* _The task_
Leave out the pictures, then reproduce the rest of the material exactly.

* _Data rows_
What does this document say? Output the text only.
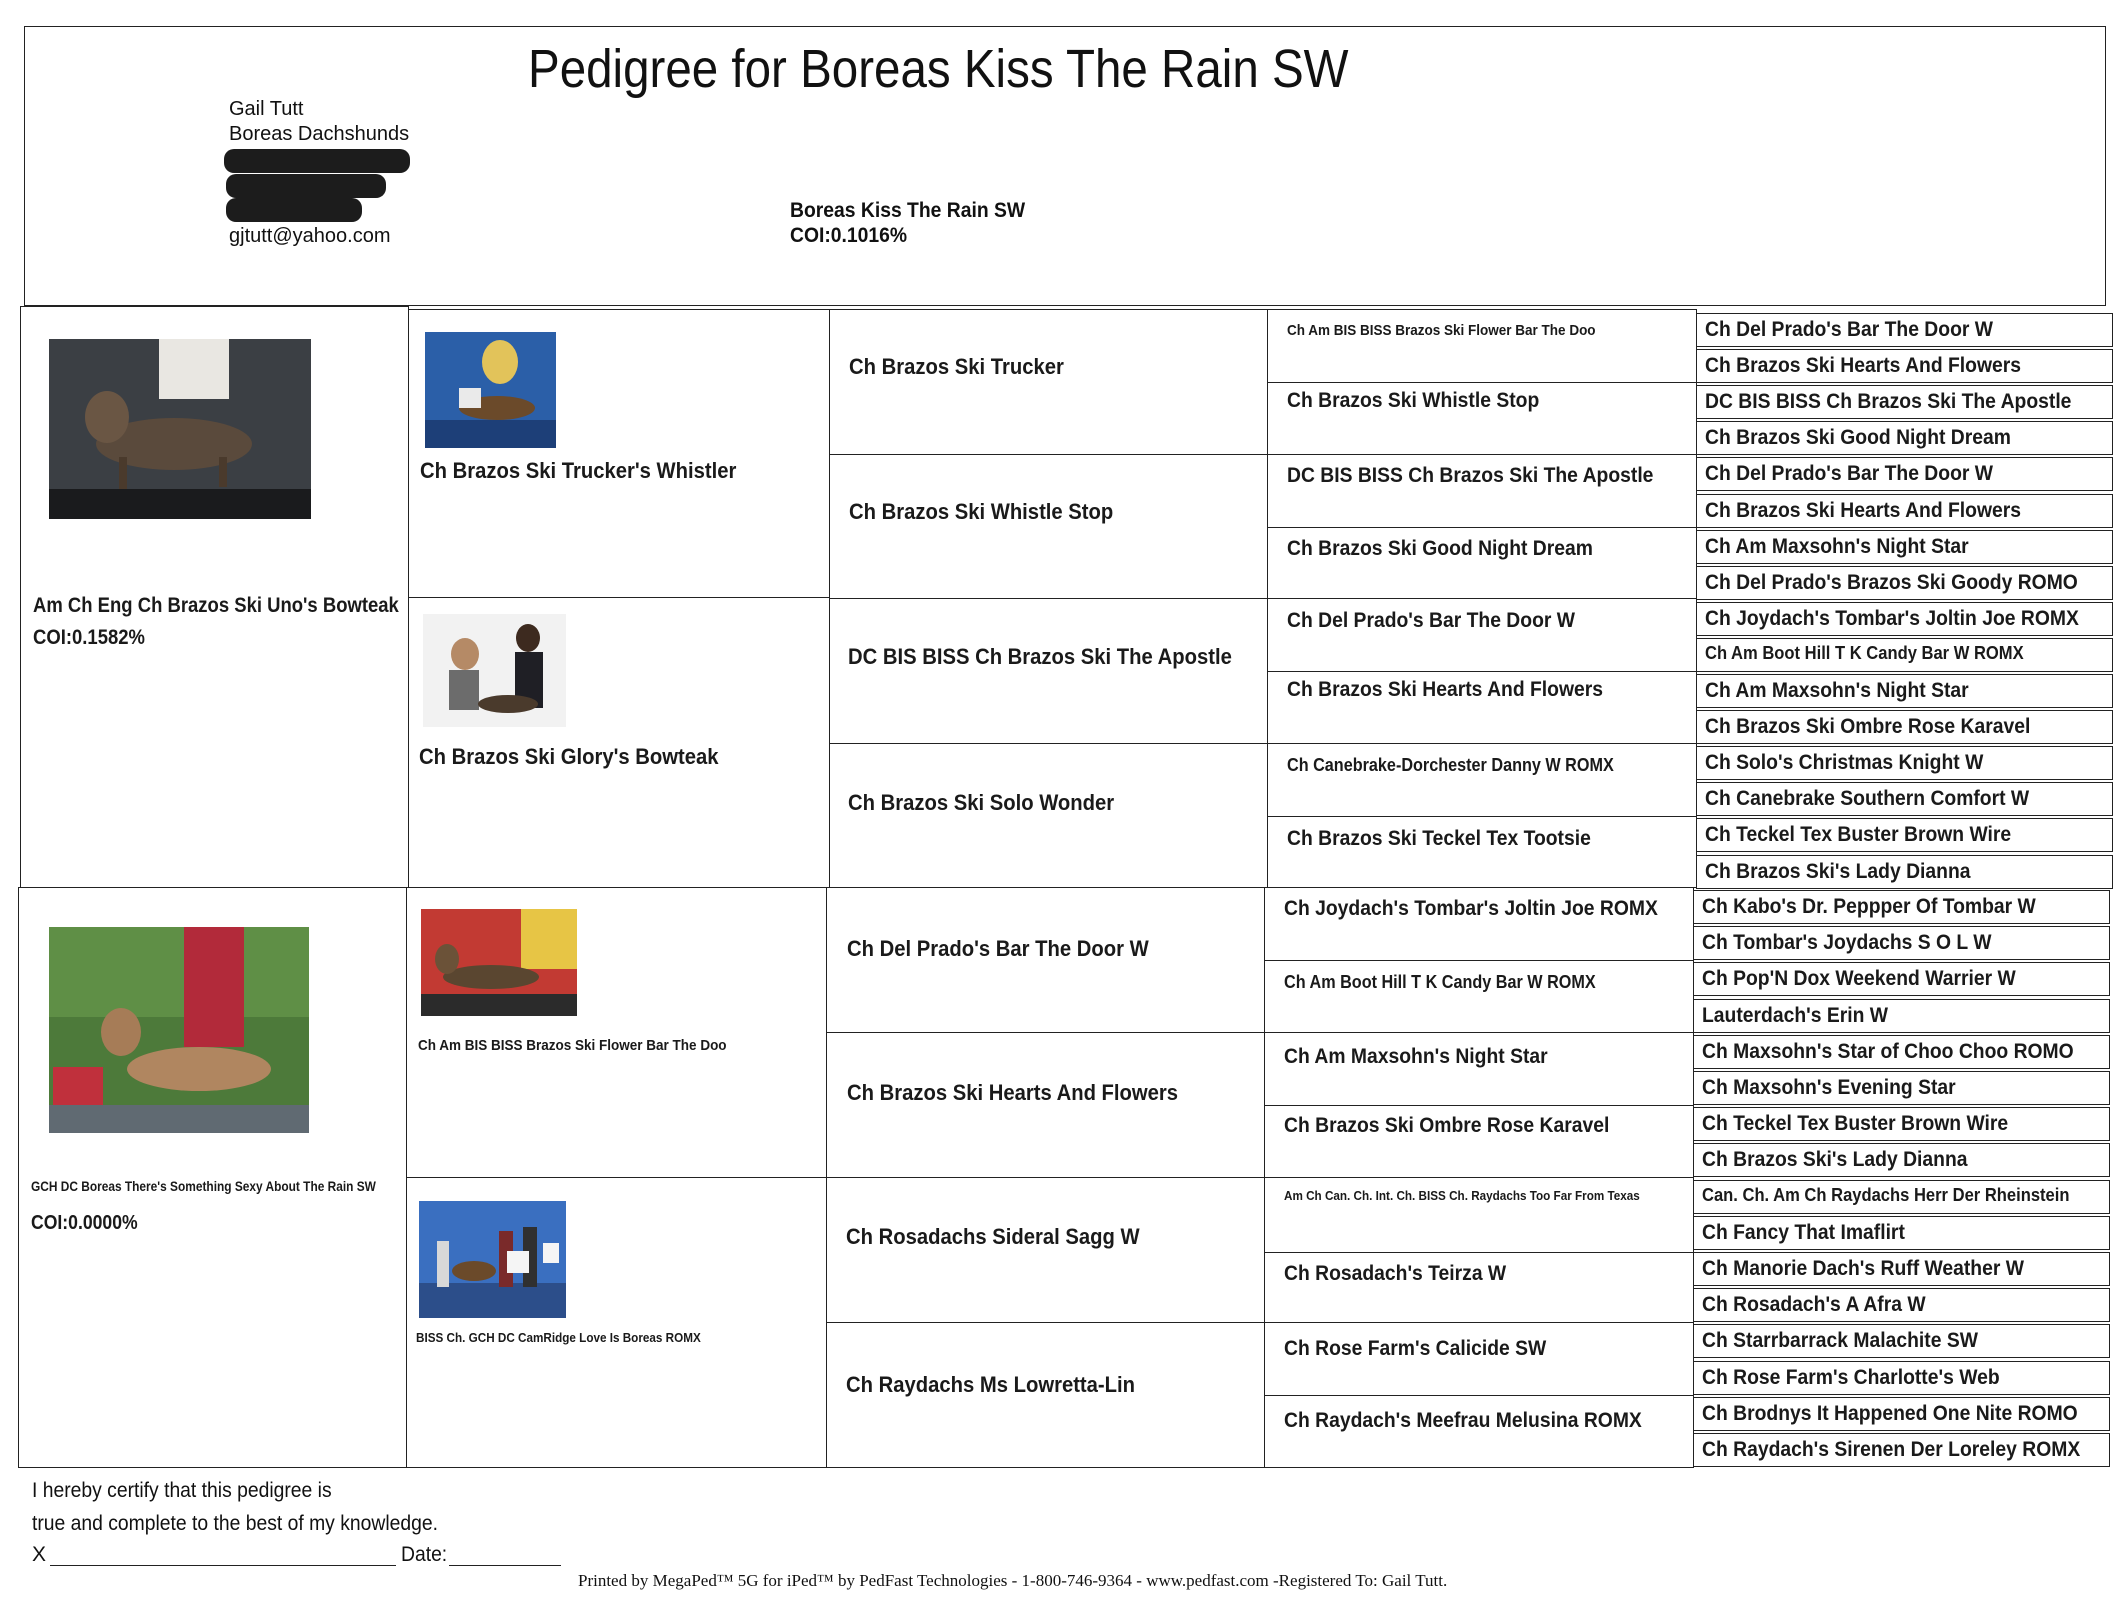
Pedigree for Boreas Kiss The Rain SW
Gail Tutt
Boreas Dachshunds
gjtutt@yahoo.com
Boreas Kiss The Rain SW
COI:0.1016%
Am Ch Eng Ch Brazos Ski Uno's Bowteak
COI:0.1582%
GCH DC Boreas There's Something Sexy About The Rain SW
COI:0.0000%
Ch Brazos Ski Trucker's Whistler
Ch Brazos Ski Glory's Bowteak
Ch Am BIS BISS Brazos Ski Flower Bar The Doo
BISS Ch. GCH DC CamRidge Love Is Boreas ROMX
Ch Brazos Ski Trucker
Ch Brazos Ski Whistle Stop
DC BIS BISS Ch Brazos Ski The Apostle
Ch Brazos Ski Solo Wonder
Ch Del Prado's Bar The Door W
Ch Brazos Ski Hearts And Flowers
Ch Rosadachs Sideral Sagg W
Ch Raydachs Ms Lowretta-Lin
Ch Am BIS BISS Brazos Ski Flower Bar The Doo
Ch Brazos Ski Whistle Stop
DC BIS BISS Ch Brazos Ski The Apostle
Ch Brazos Ski Good Night Dream
Ch Del Prado's Bar The Door W
Ch Brazos Ski Hearts And Flowers
Ch Canebrake-Dorchester Danny W ROMX
Ch Brazos Ski Teckel Tex Tootsie
Ch Joydach's Tombar's Joltin Joe ROMX
Ch Am Boot Hill T K Candy Bar W ROMX
Ch Am Maxsohn's Night Star
Ch Brazos Ski Ombre Rose Karavel
Am Ch Can. Ch. Int. Ch. BISS Ch. Raydachs Too Far From Texas
Ch Rosadach's Teirza W
Ch Rose Farm's Calicide SW
Ch Raydach's Meefrau Melusina ROMX
Ch Del Prado's Bar The Door W
Ch Brazos Ski Hearts And Flowers
DC BIS BISS Ch Brazos Ski The Apostle
Ch Brazos Ski Good Night Dream
Ch Del Prado's Bar The Door W
Ch Brazos Ski Hearts And Flowers
Ch Am Maxsohn's Night Star
Ch Del Prado's Brazos Ski Goody ROMO
Ch Joydach's Tombar's Joltin Joe ROMX
Ch Am Boot Hill T K Candy Bar W ROMX
Ch Am Maxsohn's Night Star
Ch Brazos Ski Ombre Rose Karavel
Ch Solo's Christmas Knight W
Ch Canebrake Southern Comfort W
Ch Teckel Tex Buster Brown Wire
Ch Brazos Ski's Lady Dianna
Ch Kabo's Dr. Peppper Of Tombar W
Ch Tombar's Joydachs S O L W
Ch Pop'N Dox Weekend Warrier W
Lauterdach's Erin W
Ch Maxsohn's Star of Choo Choo ROMO
Ch Maxsohn's Evening Star
Ch Teckel Tex Buster Brown Wire
Ch Brazos Ski's Lady Dianna
Can. Ch. Am Ch Raydachs Herr Der Rheinstein
Ch Fancy That Imaflirt
Ch Manorie Dach's Ruff Weather W
Ch Rosadach's A Afra W
Ch Starrbarrack Malachite SW
Ch Rose Farm's Charlotte's Web
Ch Brodnys It Happened One Nite ROMO
Ch Raydach's Sirenen Der Loreley ROMX
I hereby certify that this pedigree is
true and complete to the best of my knowledge.
X	Date:
Printed by MegaPed™ 5G for iPed™ by PedFast Technologies - 1-800-746-9364 - www.pedfast.com -Registered To: Gail Tutt.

* _Answer to the problem_
What does this document say? Output the text only.
Pedigree for Boreas Kiss The Rain SW
Gail Tutt
Boreas Dachshunds
gjtutt@yahoo.com
Boreas Kiss The Rain SW
COI:0.1016%
Am Ch Eng Ch Brazos Ski Uno's Bowteak
COI:0.1582%
GCH DC Boreas There's Something Sexy About The Rain SW
COI:0.0000%
Ch Brazos Ski Trucker's Whistler
Ch Brazos Ski Glory's Bowteak
Ch Am BIS BISS Brazos Ski Flower Bar The Doo
BISS Ch. GCH DC CamRidge Love Is Boreas ROMX
Ch Brazos Ski Trucker
Ch Brazos Ski Whistle Stop
DC BIS BISS Ch Brazos Ski The Apostle
Ch Brazos Ski Solo Wonder
Ch Del Prado's Bar The Door W
Ch Brazos Ski Hearts And Flowers
Ch Rosadachs Sideral Sagg W
Ch Raydachs Ms Lowretta-Lin
Ch Am BIS BISS Brazos Ski Flower Bar The Doo
Ch Brazos Ski Whistle Stop
DC BIS BISS Ch Brazos Ski The Apostle
Ch Brazos Ski Good Night Dream
Ch Del Prado's Bar The Door W
Ch Brazos Ski Hearts And Flowers
Ch Canebrake-Dorchester Danny W ROMX
Ch Brazos Ski Teckel Tex Tootsie
Ch Joydach's Tombar's Joltin Joe ROMX
Ch Am Boot Hill T K Candy Bar W ROMX
Ch Am Maxsohn's Night Star
Ch Brazos Ski Ombre Rose Karavel
Am Ch Can. Ch. Int. Ch. BISS Ch. Raydachs Too Far From Texas
Ch Rosadach's Teirza W
Ch Rose Farm's Calicide SW
Ch Raydach's Meefrau Melusina ROMX
Ch Del Prado's Bar The Door W
Ch Brazos Ski Hearts And Flowers
DC BIS BISS Ch Brazos Ski The Apostle
Ch Brazos Ski Good Night Dream
Ch Del Prado's Bar The Door W
Ch Brazos Ski Hearts And Flowers
Ch Am Maxsohn's Night Star
Ch Del Prado's Brazos Ski Goody ROMO
Ch Joydach's Tombar's Joltin Joe ROMX
Ch Am Boot Hill T K Candy Bar W ROMX
Ch Am Maxsohn's Night Star
Ch Brazos Ski Ombre Rose Karavel
Ch Solo's Christmas Knight W
Ch Canebrake Southern Comfort W
Ch Teckel Tex Buster Brown Wire
Ch Brazos Ski's Lady Dianna
Ch Kabo's Dr. Peppper Of Tombar W
Ch Tombar's Joydachs S O L W
Ch Pop'N Dox Weekend Warrier W
Lauterdach's Erin W
Ch Maxsohn's Star of Choo Choo ROMO
Ch Maxsohn's Evening Star
Ch Teckel Tex Buster Brown Wire
Ch Brazos Ski's Lady Dianna
Can. Ch. Am Ch Raydachs Herr Der Rheinstein
Ch Fancy That Imaflirt
Ch Manorie Dach's Ruff Weather W
Ch Rosadach's A Afra W
Ch Starrbarrack Malachite SW
Ch Rose Farm's Charlotte's Web
Ch Brodnys It Happened One Nite ROMO
Ch Raydach's Sirenen Der Loreley ROMX
I hereby certify that this pedigree is
true and complete to the best of my knowledge.
X	Date:
Printed by MegaPed™ 5G for iPed™ by PedFast Technologies - 1-800-746-9364 - www.pedfast.com -Registered To: Gail Tutt.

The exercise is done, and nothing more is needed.